> **EXERCISE INPUTS**:
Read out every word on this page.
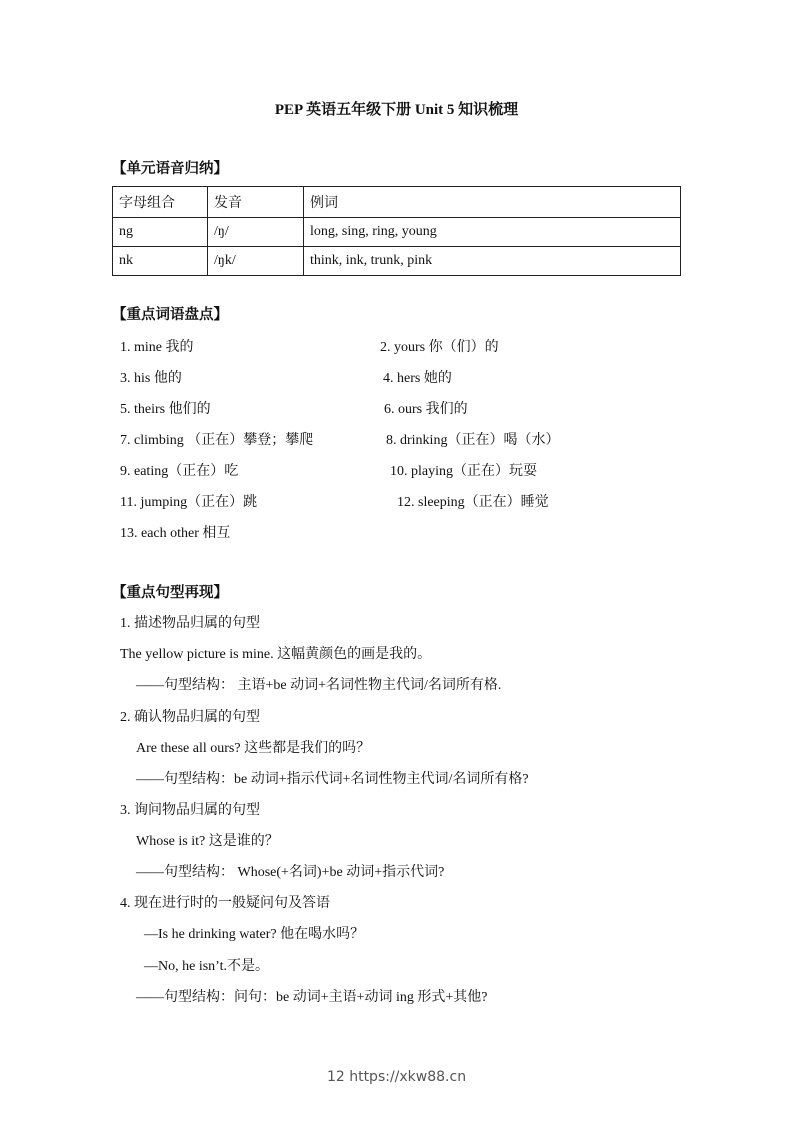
PEP 英语五年级下册 Unit 5 知识梳理
【单元语音归纳】
字母组合	发音	例词
ng	/ŋ/	long, sing, ring, young
nk	/ŋk/	think, ink, trunk, pink
【重点词语盘点】
1. mine 我的	2. yours 你（们）的
3. his 他的	4. hers 她的
5. theirs 他们的	6. ours 我们的
7. climbing （正在）攀登；攀爬	8. drinking（正在）喝（水）
9. eating（正在）吃	10. playing（正在）玩耍
11. jumping（正在）跳	12. sleeping（正在）睡觉
13. each other 相互
【重点句型再现】
1. 描述物品归属的句型
The yellow picture is mine. 这幅黄颜色的画是我的。
——句型结构： 主语+be 动词+名词性物主代词/名词所有格.
2. 确认物品归属的句型
Are these all ours? 这些都是我们的吗？
——句型结构：be 动词+指示代词+名词性物主代词/名词所有格?
3. 询问物品归属的句型
Whose is it? 这是谁的？
——句型结构： Whose(+名词)+be 动词+指示代词?
4. 现在进行时的一般疑问句及答语
—Is he drinking water? 他在喝水吗？
—No, he isn’t.不是。
——句型结构：问句：be 动词+主语+动词 ing 形式+其他?
12 https://xkw88.cn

> **TASK TO COMPLETE**:
Locate the string "名词所有格" in the listing above and copy every line where it occurs.

> **ANSWER FOR THIS EXERCISE**:
——句型结构： 主语+be 动词+名词性物主代词/名词所有格.
——句型结构：be 动词+指示代词+名词性物主代词/名词所有格?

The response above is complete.